(Records from a collection of figures)
--- START ---
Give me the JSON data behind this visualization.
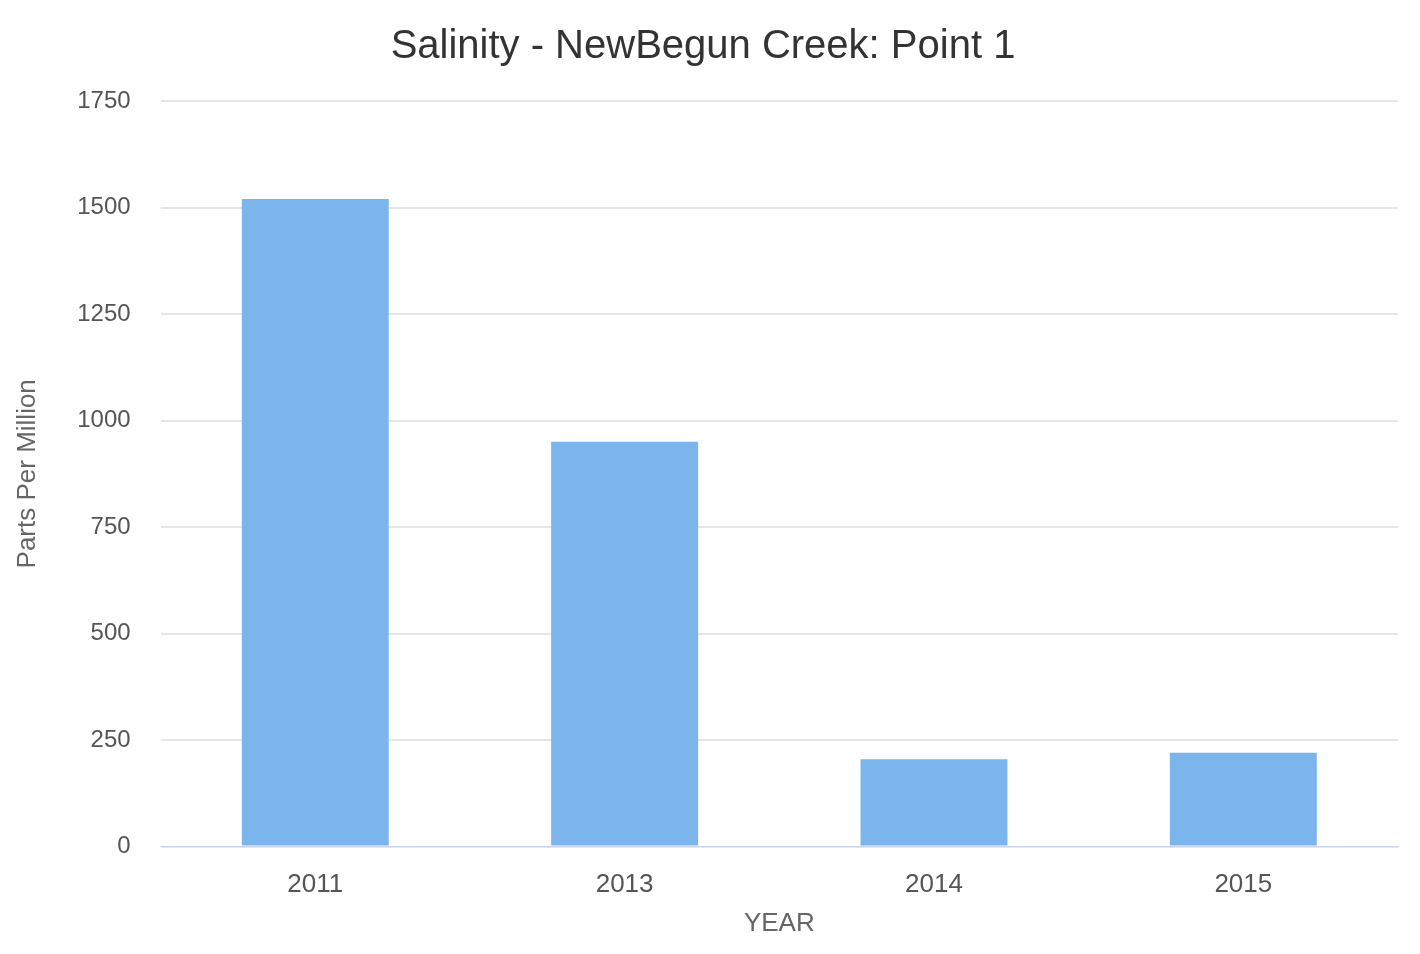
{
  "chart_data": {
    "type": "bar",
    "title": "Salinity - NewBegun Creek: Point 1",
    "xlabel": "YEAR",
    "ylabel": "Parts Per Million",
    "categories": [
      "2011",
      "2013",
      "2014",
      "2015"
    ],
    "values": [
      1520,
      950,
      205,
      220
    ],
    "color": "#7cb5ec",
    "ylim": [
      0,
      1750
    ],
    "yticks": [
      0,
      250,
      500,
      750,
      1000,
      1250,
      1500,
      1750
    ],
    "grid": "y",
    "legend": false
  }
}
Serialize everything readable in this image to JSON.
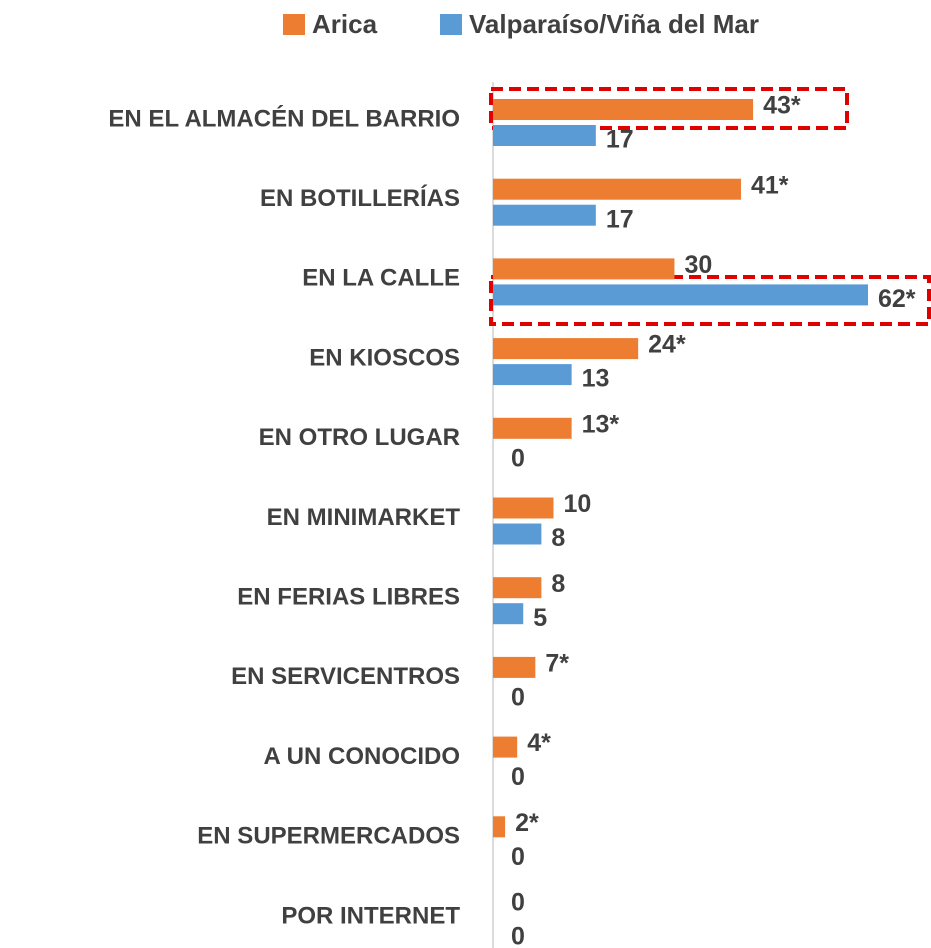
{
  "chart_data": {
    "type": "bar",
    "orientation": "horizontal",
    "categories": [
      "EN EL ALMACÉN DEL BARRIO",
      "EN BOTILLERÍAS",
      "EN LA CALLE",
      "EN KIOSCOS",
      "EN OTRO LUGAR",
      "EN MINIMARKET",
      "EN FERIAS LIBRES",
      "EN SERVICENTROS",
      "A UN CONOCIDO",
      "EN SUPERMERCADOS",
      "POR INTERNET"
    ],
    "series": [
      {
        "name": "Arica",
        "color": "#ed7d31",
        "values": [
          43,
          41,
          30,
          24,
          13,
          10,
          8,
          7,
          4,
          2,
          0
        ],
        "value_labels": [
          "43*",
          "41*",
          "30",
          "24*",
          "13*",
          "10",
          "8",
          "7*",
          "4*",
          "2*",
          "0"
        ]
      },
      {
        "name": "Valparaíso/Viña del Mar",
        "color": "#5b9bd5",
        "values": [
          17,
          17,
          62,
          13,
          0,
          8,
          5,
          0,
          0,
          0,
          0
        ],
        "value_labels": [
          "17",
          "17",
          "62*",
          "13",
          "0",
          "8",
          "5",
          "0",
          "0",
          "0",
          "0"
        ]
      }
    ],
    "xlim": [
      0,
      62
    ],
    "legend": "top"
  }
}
--- END ---
- _Given request_: Set down every entry word for word, but omit the pictures.

- _Task solution_:
Give me the JSON data behind this visualization.
{
  "chart_data": {
    "type": "bar",
    "title": "Salinity - NewBegun Creek: Point 1",
    "xlabel": "YEAR",
    "ylabel": "Parts Per Million",
    "categories": [
      "2011",
      "2013",
      "2014",
      "2015"
    ],
    "values": [
      1520,
      950,
      205,
      220
    ],
    "color": "#7cb5ec",
    "ylim": [
      0,
      1750
    ],
    "yticks": [
      0,
      250,
      500,
      750,
      1000,
      1250,
      1500,
      1750
    ],
    "grid": "y",
    "legend": false
  }
}
Serialize everything readable in this image to JSON.
{
  "chart_data": {
    "type": "bar",
    "orientation": "horizontal",
    "categories": [
      "EN EL ALMACÉN DEL BARRIO",
      "EN BOTILLERÍAS",
      "EN LA CALLE",
      "EN KIOSCOS",
      "EN OTRO LUGAR",
      "EN MINIMARKET",
      "EN FERIAS LIBRES",
      "EN SERVICENTROS",
      "A UN CONOCIDO",
      "EN SUPERMERCADOS",
      "POR INTERNET"
    ],
    "series": [
      {
        "name": "Arica",
        "color": "#ed7d31",
        "values": [
          43,
          41,
          30,
          24,
          13,
          10,
          8,
          7,
          4,
          2,
          0
        ],
        "value_labels": [
          "43*",
          "41*",
          "30",
          "24*",
          "13*",
          "10",
          "8",
          "7*",
          "4*",
          "2*",
          "0"
        ]
      },
      {
        "name": "Valparaíso/Viña del Mar",
        "color": "#5b9bd5",
        "values": [
          17,
          17,
          62,
          13,
          0,
          8,
          5,
          0,
          0,
          0,
          0
        ],
        "value_labels": [
          "17",
          "17",
          "62*",
          "13",
          "0",
          "8",
          "5",
          "0",
          "0",
          "0",
          "0"
        ]
      }
    ],
    "xlim": [
      0,
      62
    ],
    "legend": "top"
  }
}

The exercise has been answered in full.